= WORK REQUIRED =
Copy out all of the material exactly as presented.

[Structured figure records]

--- begin ---

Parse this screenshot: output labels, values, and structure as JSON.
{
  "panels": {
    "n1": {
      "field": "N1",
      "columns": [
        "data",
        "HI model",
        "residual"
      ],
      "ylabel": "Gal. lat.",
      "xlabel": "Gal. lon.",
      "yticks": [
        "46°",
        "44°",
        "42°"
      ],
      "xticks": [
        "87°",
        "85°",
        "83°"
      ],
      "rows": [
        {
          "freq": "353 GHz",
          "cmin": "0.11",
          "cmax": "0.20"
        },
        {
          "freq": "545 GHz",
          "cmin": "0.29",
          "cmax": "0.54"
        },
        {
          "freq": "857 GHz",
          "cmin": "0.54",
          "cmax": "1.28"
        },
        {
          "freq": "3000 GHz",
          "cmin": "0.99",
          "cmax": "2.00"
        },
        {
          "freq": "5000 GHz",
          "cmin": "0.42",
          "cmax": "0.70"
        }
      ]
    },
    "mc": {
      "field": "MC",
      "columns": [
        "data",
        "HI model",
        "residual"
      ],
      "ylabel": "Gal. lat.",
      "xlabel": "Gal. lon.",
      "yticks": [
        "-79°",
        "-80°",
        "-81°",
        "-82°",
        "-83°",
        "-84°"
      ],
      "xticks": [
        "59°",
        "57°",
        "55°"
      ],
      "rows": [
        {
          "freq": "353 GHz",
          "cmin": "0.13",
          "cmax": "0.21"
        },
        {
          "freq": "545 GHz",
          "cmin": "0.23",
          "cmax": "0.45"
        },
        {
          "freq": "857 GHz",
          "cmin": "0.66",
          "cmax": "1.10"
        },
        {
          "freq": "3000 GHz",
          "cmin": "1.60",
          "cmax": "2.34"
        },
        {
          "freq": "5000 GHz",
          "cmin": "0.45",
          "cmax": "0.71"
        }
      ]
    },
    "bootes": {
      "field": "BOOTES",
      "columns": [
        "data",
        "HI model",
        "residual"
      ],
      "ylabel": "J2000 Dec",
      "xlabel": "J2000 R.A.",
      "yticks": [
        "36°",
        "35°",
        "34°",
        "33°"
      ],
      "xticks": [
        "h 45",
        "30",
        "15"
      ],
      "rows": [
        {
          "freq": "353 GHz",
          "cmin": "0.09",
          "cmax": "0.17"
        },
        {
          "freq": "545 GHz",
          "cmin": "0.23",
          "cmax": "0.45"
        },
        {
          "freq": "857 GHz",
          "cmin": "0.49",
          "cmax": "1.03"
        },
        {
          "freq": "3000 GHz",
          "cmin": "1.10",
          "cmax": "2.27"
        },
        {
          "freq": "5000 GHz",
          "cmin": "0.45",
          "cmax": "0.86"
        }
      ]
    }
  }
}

--- end ---

= WORKED SOLUTION =
Parse this screenshot: output labels, values, and structure as JSON.
{
  "panels": {
    "n1": {
      "field": "N1",
      "columns": [
        "data",
        "HI model",
        "residual"
      ],
      "ylabel": "Gal. lat.",
      "xlabel": "Gal. lon.",
      "yticks": [
        "46°",
        "44°",
        "42°"
      ],
      "xticks": [
        "87°",
        "85°",
        "83°"
      ],
      "rows": [
        {
          "freq": "353 GHz",
          "cmin": "0.11",
          "cmax": "0.20"
        },
        {
          "freq": "545 GHz",
          "cmin": "0.29",
          "cmax": "0.54"
        },
        {
          "freq": "857 GHz",
          "cmin": "0.54",
          "cmax": "1.28"
        },
        {
          "freq": "3000 GHz",
          "cmin": "0.99",
          "cmax": "2.00"
        },
        {
          "freq": "5000 GHz",
          "cmin": "0.42",
          "cmax": "0.70"
        }
      ]
    },
    "mc": {
      "field": "MC",
      "columns": [
        "data",
        "HI model",
        "residual"
      ],
      "ylabel": "Gal. lat.",
      "xlabel": "Gal. lon.",
      "yticks": [
        "-79°",
        "-80°",
        "-81°",
        "-82°",
        "-83°",
        "-84°"
      ],
      "xticks": [
        "59°",
        "57°",
        "55°"
      ],
      "rows": [
        {
          "freq": "353 GHz",
          "cmin": "0.13",
          "cmax": "0.21"
        },
        {
          "freq": "545 GHz",
          "cmin": "0.23",
          "cmax": "0.45"
        },
        {
          "freq": "857 GHz",
          "cmin": "0.66",
          "cmax": "1.10"
        },
        {
          "freq": "3000 GHz",
          "cmin": "1.60",
          "cmax": "2.34"
        },
        {
          "freq": "5000 GHz",
          "cmin": "0.45",
          "cmax": "0.71"
        }
      ]
    },
    "bootes": {
      "field": "BOOTES",
      "columns": [
        "data",
        "HI model",
        "residual"
      ],
      "ylabel": "J2000 Dec",
      "xlabel": "J2000 R.A.",
      "yticks": [
        "36°",
        "35°",
        "34°",
        "33°"
      ],
      "xticks": [
        "h 45",
        "30",
        "15"
      ],
      "rows": [
        {
          "freq": "353 GHz",
          "cmin": "0.09",
          "cmax": "0.17"
        },
        {
          "freq": "545 GHz",
          "cmin": "0.23",
          "cmax": "0.45"
        },
        {
          "freq": "857 GHz",
          "cmin": "0.49",
          "cmax": "1.03"
        },
        {
          "freq": "3000 GHz",
          "cmin": "1.10",
          "cmax": "2.27"
        },
        {
          "freq": "5000 GHz",
          "cmin": "0.45",
          "cmax": "0.86"
        }
      ]
    }
  }
}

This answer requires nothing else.